* **What this task involves**
Nothing in the data should change when you return it, but leave the pictures out.

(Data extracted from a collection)
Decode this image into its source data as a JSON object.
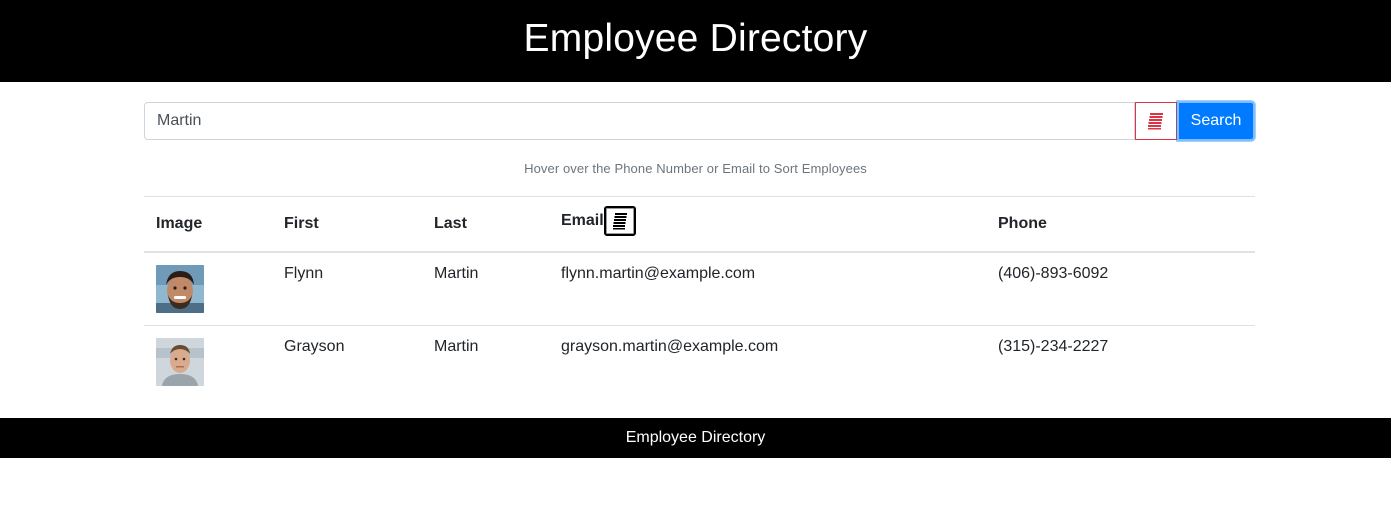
{
  "header": {
    "title": "Employee Directory"
  },
  "search": {
    "value": "Martin",
    "button_label": "Search",
    "clear_icon": "list-icon"
  },
  "hint": "Hover over the Phone Number or Email to Sort Employees",
  "table": {
    "columns": [
      "Image",
      "First",
      "Last",
      "Email",
      "Phone"
    ],
    "sort_icon": "list-icon",
    "rows": [
      {
        "first": "Flynn",
        "last": "Martin",
        "email": "flynn.martin@example.com",
        "phone": "(406)-893-6092",
        "avatar": "avatar-photo"
      },
      {
        "first": "Grayson",
        "last": "Martin",
        "email": "grayson.martin@example.com",
        "phone": "(315)-234-2227",
        "avatar": "avatar-photo"
      }
    ]
  },
  "footer": {
    "text": "Employee Directory"
  },
  "colors": {
    "header_bg": "#000000",
    "primary": "#007bff",
    "danger": "#dc3545"
  }
}
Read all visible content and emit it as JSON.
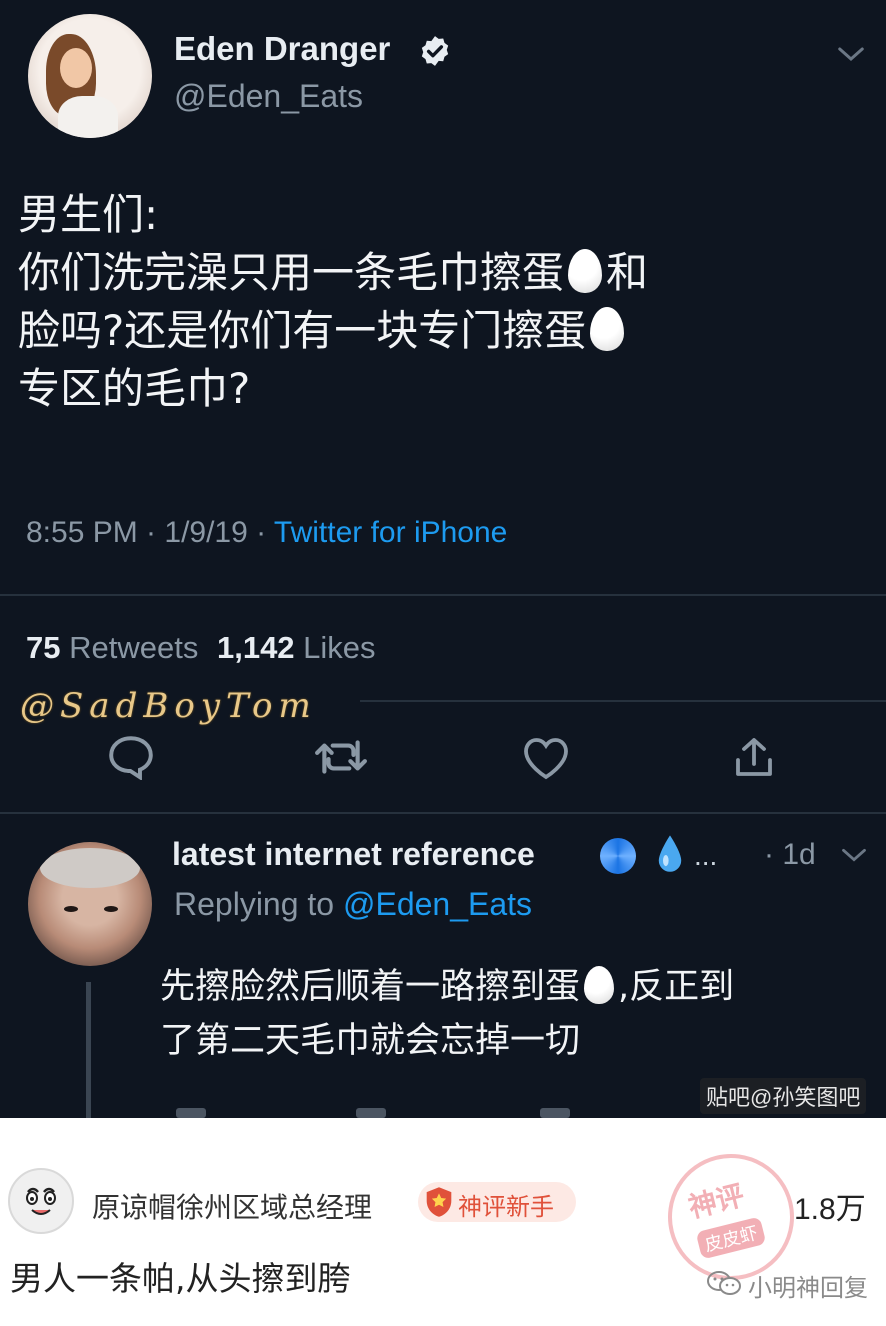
{
  "tweet": {
    "author_name": "Eden Dranger",
    "author_handle": "@Eden_Eats",
    "text_line1": "男生们:",
    "text_line2": "你们洗完澡只用一条毛巾擦蛋",
    "text_line2_tail": "和",
    "text_line3": "脸吗?还是你们有一块专门擦蛋",
    "text_line4": "专区的毛巾?",
    "time_date": "8:55 PM · 1/9/19 · ",
    "source": "Twitter for iPhone",
    "retweets_count": "75",
    "retweets_label": "Retweets",
    "likes_count": "1,142",
    "likes_label": "Likes",
    "watermark": "@SadBoyTom"
  },
  "reply": {
    "author_name": "latest internet reference",
    "more": "...",
    "time": "· 1d",
    "replying_prefix": "Replying to ",
    "replying_handle": "@Eden_Eats",
    "text_part1": "先擦脸然后顺着一路擦到蛋",
    "text_part2": ",反正到",
    "text_line2": "了第二天毛巾就会忘掉一切",
    "watermark": "贴吧@孙笑图吧"
  },
  "comment": {
    "username": "原谅帽徐州区域总经理",
    "badge_label": "神评新手",
    "likes": "1.8万",
    "text": "男人一条帕,从头擦到胯",
    "stamp_text_1": "神评",
    "stamp_text_2": "皮皮虾",
    "wechat_label": "小明神回复"
  },
  "colors": {
    "background": "#0e1520",
    "link": "#1d9bf0",
    "muted": "#8b98a5",
    "badge_red": "#e0513a"
  },
  "icons": [
    "verified-icon",
    "chevron-down-icon",
    "reply-icon",
    "retweet-icon",
    "like-icon",
    "share-icon",
    "swirl-emoji-icon",
    "droplet-emoji-icon",
    "egg-emoji-icon",
    "shield-badge-icon",
    "wechat-icon"
  ]
}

* **Final result**
Decode this image into its source data as a JSON object.
{
  "header": {
    "title": "Employee Directory"
  },
  "search": {
    "value": "Martin",
    "button_label": "Search",
    "clear_icon": "list-icon"
  },
  "hint": "Hover over the Phone Number or Email to Sort Employees",
  "table": {
    "columns": [
      "Image",
      "First",
      "Last",
      "Email",
      "Phone"
    ],
    "sort_icon": "list-icon",
    "rows": [
      {
        "first": "Flynn",
        "last": "Martin",
        "email": "flynn.martin@example.com",
        "phone": "(406)-893-6092",
        "avatar": "avatar-photo"
      },
      {
        "first": "Grayson",
        "last": "Martin",
        "email": "grayson.martin@example.com",
        "phone": "(315)-234-2227",
        "avatar": "avatar-photo"
      }
    ]
  },
  "footer": {
    "text": "Employee Directory"
  },
  "colors": {
    "header_bg": "#000000",
    "primary": "#007bff",
    "danger": "#dc3545"
  }
}
Read all visible content and emit it as JSON.
{
  "tweet": {
    "author_name": "Eden Dranger",
    "author_handle": "@Eden_Eats",
    "text_line1": "男生们:",
    "text_line2": "你们洗完澡只用一条毛巾擦蛋",
    "text_line2_tail": "和",
    "text_line3": "脸吗?还是你们有一块专门擦蛋",
    "text_line4": "专区的毛巾?",
    "time_date": "8:55 PM · 1/9/19 · ",
    "source": "Twitter for iPhone",
    "retweets_count": "75",
    "retweets_label": "Retweets",
    "likes_count": "1,142",
    "likes_label": "Likes",
    "watermark": "@SadBoyTom"
  },
  "reply": {
    "author_name": "latest internet reference",
    "more": "...",
    "time": "· 1d",
    "replying_prefix": "Replying to ",
    "replying_handle": "@Eden_Eats",
    "text_part1": "先擦脸然后顺着一路擦到蛋",
    "text_part2": ",反正到",
    "text_line2": "了第二天毛巾就会忘掉一切",
    "watermark": "贴吧@孙笑图吧"
  },
  "comment": {
    "username": "原谅帽徐州区域总经理",
    "badge_label": "神评新手",
    "likes": "1.8万",
    "text": "男人一条帕,从头擦到胯",
    "stamp_text_1": "神评",
    "stamp_text_2": "皮皮虾",
    "wechat_label": "小明神回复"
  },
  "colors": {
    "background": "#0e1520",
    "link": "#1d9bf0",
    "muted": "#8b98a5",
    "badge_red": "#e0513a"
  },
  "icons": [
    "verified-icon",
    "chevron-down-icon",
    "reply-icon",
    "retweet-icon",
    "like-icon",
    "share-icon",
    "swirl-emoji-icon",
    "droplet-emoji-icon",
    "egg-emoji-icon",
    "shield-badge-icon",
    "wechat-icon"
  ]
}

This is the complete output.